> **REQUIREMENT**
In the data below, find every line that has the string "Read", and copy it.

○ ○ ○

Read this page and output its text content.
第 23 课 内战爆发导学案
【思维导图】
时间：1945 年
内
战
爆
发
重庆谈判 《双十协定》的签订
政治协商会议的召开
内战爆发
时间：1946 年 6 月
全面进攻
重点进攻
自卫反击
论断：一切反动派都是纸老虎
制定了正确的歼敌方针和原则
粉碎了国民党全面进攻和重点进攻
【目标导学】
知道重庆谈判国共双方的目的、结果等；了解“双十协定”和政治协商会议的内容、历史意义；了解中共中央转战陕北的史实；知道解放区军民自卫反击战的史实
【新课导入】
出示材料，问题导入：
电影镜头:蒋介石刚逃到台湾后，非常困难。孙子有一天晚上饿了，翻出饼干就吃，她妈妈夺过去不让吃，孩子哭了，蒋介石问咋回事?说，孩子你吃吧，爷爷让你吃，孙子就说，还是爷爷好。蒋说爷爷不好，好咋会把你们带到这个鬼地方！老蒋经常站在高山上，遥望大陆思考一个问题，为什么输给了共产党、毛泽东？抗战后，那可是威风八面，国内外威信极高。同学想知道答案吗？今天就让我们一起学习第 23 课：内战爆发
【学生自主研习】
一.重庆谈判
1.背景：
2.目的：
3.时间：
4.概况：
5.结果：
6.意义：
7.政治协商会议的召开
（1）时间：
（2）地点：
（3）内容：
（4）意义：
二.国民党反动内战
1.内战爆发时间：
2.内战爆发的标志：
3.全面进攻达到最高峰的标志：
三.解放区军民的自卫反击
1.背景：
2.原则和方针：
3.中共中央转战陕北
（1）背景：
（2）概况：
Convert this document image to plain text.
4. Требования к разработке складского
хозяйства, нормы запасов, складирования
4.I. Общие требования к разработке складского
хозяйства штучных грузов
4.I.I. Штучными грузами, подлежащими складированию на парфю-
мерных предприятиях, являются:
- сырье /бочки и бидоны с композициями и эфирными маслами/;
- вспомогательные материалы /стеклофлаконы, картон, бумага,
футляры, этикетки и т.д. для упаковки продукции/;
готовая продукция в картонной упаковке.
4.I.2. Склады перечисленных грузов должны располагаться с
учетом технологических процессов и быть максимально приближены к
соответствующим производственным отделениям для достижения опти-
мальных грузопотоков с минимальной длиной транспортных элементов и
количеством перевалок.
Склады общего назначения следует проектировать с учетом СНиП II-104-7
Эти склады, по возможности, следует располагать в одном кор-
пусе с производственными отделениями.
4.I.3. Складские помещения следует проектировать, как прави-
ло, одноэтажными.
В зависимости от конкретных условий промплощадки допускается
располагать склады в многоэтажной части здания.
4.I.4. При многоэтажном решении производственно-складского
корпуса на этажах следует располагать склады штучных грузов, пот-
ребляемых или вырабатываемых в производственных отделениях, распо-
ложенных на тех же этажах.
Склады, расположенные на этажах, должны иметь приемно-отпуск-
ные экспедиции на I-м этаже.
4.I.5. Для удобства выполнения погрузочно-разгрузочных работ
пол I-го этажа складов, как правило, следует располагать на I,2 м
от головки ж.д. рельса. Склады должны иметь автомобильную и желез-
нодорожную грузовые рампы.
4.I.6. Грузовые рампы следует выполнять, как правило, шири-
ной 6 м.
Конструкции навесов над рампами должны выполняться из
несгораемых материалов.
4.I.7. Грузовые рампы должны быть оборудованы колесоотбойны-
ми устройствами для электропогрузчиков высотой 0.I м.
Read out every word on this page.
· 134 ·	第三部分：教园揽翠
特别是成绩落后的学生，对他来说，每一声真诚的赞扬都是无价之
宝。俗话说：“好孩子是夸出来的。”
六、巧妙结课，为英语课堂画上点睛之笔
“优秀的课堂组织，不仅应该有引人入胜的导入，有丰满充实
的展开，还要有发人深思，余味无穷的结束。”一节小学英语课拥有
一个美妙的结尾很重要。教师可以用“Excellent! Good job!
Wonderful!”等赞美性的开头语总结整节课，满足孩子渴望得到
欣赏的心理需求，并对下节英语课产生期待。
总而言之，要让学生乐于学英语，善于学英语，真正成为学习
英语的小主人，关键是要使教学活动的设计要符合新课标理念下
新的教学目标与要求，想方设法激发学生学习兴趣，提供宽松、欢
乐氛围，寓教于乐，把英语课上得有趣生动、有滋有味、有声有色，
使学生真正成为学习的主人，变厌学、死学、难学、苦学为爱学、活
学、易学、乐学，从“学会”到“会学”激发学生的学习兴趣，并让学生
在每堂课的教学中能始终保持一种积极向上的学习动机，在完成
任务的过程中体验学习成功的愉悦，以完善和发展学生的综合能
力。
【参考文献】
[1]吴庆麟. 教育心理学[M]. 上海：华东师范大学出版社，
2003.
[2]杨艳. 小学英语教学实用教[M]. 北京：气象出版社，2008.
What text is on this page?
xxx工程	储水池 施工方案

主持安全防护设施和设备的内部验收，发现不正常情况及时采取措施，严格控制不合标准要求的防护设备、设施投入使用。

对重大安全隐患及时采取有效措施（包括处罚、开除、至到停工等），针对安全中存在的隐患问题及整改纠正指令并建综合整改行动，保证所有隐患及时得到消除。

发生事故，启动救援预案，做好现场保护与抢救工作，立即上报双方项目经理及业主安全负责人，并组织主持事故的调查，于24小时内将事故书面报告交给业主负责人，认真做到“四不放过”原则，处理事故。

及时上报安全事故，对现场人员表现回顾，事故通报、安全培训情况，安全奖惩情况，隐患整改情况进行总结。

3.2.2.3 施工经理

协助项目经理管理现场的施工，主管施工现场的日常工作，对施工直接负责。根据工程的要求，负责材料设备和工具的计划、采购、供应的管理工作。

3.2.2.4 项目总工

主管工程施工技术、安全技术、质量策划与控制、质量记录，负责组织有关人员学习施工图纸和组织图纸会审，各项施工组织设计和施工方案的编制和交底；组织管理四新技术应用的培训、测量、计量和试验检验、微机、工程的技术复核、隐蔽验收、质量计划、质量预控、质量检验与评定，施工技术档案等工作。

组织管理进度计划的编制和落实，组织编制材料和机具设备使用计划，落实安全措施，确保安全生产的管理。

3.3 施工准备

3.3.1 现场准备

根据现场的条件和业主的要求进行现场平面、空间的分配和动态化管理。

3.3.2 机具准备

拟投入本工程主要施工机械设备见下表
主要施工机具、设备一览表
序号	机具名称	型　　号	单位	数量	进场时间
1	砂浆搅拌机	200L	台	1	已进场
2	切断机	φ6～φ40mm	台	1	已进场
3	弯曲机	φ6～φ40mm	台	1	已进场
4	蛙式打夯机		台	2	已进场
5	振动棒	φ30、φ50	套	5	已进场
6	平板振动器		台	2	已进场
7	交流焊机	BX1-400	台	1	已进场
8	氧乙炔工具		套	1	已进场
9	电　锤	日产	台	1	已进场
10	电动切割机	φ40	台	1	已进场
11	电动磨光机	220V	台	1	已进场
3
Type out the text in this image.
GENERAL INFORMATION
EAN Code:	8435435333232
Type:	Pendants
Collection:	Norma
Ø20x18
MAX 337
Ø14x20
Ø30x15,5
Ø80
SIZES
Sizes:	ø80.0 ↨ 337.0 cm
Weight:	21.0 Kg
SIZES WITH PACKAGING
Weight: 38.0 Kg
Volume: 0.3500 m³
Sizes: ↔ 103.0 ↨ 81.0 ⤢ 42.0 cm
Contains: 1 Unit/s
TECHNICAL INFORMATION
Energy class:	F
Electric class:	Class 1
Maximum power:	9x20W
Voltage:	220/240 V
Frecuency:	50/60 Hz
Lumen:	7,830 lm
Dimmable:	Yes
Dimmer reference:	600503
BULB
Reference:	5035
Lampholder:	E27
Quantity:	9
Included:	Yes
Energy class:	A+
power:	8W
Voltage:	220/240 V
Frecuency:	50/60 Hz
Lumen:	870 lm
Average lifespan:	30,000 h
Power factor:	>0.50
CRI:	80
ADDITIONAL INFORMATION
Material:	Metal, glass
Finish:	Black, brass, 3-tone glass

○ ○ ○

> **WORKED SOLUTION**
Read this page and output its text content.
Read out every word on this page.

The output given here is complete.